(WORK TO COMPLETE)
Copy each line of the entries beneath that contains the word "بانضمام".
[BEGIN RAW DATA]
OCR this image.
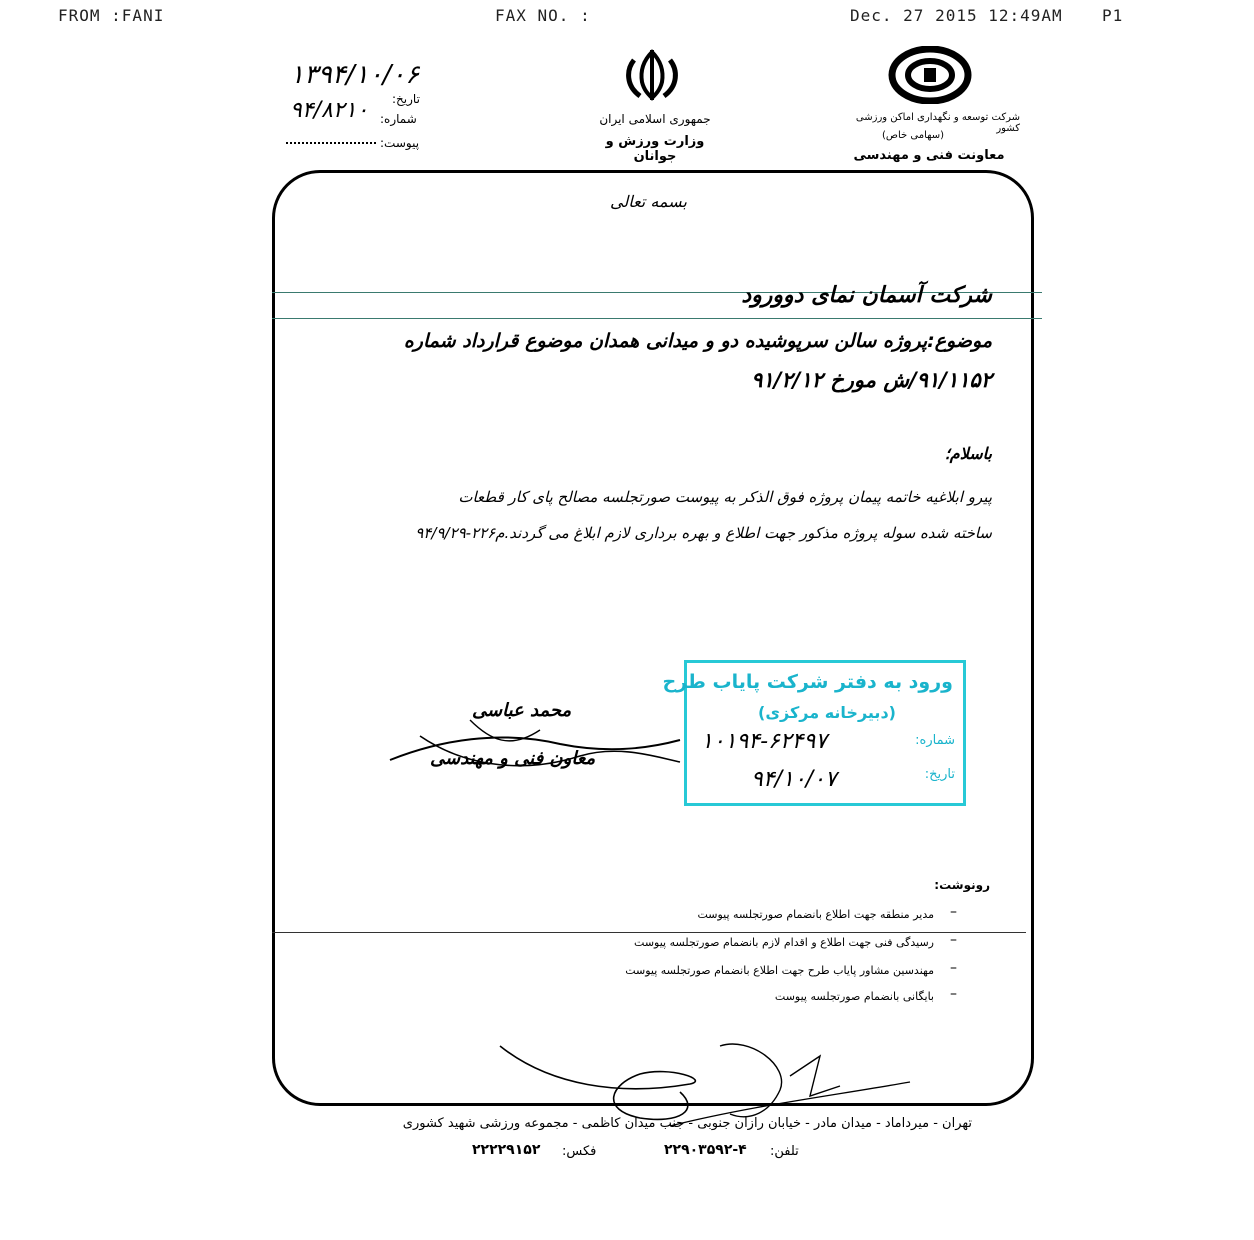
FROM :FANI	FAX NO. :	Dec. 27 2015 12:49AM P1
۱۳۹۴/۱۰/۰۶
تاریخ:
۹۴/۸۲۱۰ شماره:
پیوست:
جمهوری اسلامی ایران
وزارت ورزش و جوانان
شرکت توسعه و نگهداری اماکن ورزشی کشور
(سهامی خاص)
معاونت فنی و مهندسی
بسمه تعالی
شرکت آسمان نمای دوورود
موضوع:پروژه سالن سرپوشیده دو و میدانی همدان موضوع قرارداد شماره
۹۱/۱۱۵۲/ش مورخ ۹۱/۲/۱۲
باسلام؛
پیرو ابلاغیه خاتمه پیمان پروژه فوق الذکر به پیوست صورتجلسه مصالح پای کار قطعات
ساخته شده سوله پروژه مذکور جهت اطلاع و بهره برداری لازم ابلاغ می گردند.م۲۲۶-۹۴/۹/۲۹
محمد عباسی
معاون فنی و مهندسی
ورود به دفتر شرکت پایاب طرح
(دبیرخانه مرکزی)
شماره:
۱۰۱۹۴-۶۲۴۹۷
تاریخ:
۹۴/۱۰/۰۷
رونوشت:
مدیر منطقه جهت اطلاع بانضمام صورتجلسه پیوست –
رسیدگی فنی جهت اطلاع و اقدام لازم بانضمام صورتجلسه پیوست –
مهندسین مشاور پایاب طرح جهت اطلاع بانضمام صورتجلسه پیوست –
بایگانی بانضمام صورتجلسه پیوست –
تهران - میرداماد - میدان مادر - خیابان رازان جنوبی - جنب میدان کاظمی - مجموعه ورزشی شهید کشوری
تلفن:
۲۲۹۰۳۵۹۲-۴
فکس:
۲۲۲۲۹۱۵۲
[END RAW DATA]
[BEGIN RAW DATA]
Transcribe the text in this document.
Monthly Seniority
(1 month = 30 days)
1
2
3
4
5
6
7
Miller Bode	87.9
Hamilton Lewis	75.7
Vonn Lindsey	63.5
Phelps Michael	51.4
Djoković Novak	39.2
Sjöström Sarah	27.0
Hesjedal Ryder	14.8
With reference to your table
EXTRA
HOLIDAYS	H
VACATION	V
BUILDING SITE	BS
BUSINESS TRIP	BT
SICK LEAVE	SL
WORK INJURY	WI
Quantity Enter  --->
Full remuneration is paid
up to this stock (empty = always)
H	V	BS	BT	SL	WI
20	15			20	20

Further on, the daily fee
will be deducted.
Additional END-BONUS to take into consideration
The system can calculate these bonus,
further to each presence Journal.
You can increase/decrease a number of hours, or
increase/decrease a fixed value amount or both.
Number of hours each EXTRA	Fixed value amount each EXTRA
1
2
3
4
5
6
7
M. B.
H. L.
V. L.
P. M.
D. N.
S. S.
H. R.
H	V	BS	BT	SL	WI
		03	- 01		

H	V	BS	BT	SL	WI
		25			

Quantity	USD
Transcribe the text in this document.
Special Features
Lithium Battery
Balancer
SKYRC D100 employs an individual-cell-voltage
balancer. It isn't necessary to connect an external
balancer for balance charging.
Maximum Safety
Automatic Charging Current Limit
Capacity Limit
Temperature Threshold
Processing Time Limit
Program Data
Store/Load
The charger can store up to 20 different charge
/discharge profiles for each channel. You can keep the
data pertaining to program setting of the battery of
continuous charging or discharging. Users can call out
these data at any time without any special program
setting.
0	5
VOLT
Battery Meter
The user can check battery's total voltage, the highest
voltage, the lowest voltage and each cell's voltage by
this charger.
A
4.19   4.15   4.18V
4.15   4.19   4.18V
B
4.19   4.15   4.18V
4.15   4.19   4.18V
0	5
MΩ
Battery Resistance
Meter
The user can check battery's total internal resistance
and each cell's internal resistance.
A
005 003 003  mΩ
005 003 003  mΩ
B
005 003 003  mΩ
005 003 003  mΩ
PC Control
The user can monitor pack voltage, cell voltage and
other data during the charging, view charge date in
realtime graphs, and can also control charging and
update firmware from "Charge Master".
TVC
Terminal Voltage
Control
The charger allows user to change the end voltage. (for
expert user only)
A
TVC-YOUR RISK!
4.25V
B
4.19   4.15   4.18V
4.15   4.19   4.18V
[END RAW DATA]
[BEGIN RAW DATA]
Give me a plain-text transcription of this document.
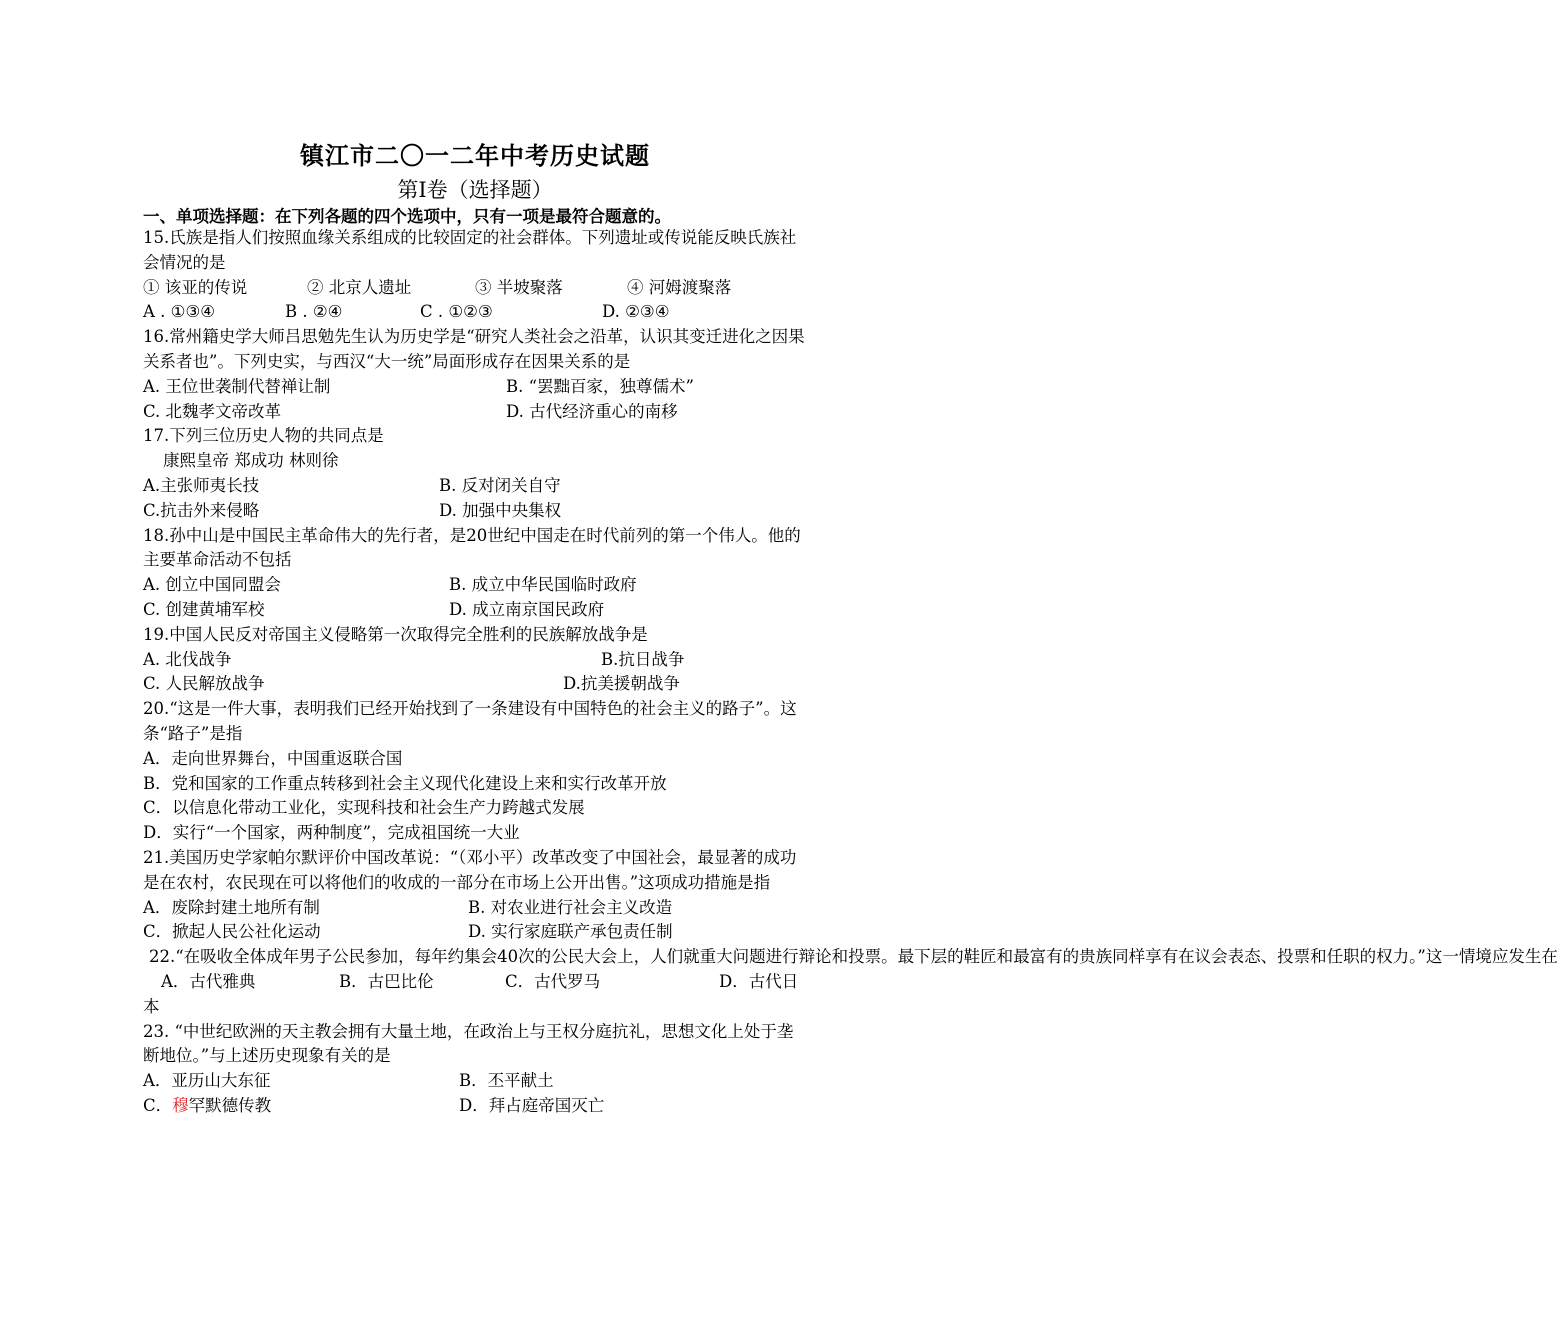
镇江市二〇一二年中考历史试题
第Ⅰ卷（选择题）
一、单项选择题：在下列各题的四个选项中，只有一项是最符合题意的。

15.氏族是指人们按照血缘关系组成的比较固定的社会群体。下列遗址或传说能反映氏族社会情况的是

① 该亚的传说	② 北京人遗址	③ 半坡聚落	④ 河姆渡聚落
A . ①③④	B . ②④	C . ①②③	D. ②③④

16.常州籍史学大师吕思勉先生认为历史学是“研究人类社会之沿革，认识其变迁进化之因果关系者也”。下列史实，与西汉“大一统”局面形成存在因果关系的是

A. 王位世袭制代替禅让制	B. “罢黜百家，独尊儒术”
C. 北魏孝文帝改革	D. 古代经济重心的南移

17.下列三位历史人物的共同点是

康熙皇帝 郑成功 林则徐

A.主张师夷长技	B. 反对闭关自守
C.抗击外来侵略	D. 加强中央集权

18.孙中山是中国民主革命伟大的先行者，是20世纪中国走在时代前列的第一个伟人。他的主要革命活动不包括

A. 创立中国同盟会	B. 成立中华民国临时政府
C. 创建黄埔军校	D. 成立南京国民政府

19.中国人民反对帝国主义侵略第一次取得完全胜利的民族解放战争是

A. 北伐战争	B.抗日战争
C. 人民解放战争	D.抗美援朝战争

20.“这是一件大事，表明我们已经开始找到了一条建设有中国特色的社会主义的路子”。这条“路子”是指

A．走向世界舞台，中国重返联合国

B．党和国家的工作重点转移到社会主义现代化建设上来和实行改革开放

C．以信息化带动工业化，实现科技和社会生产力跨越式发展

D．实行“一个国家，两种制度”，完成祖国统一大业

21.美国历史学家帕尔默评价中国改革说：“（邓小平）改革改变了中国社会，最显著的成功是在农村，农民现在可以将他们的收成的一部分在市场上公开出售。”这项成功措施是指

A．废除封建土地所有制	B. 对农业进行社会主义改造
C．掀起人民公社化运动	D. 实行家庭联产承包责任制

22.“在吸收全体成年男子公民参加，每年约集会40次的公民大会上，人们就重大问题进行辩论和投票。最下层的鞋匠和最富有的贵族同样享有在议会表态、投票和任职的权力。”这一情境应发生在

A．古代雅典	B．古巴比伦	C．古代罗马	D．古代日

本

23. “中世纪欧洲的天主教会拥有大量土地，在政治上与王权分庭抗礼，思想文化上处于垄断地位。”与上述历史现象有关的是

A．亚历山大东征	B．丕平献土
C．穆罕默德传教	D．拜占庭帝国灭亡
[END RAW DATA]
(FULL SOLUTION)
مدیر منطقه جهت اطلاع بانضمام صورتجلسه پیوست –
رسیدگی فنی جهت اطلاع و اقدام لازم بانضمام صورتجلسه پیوست –
مهندسین مشاور پایاب طرح جهت اطلاع بانضمام صورتجلسه پیوست –
بایگانی بانضمام صورتجلسه پیوست –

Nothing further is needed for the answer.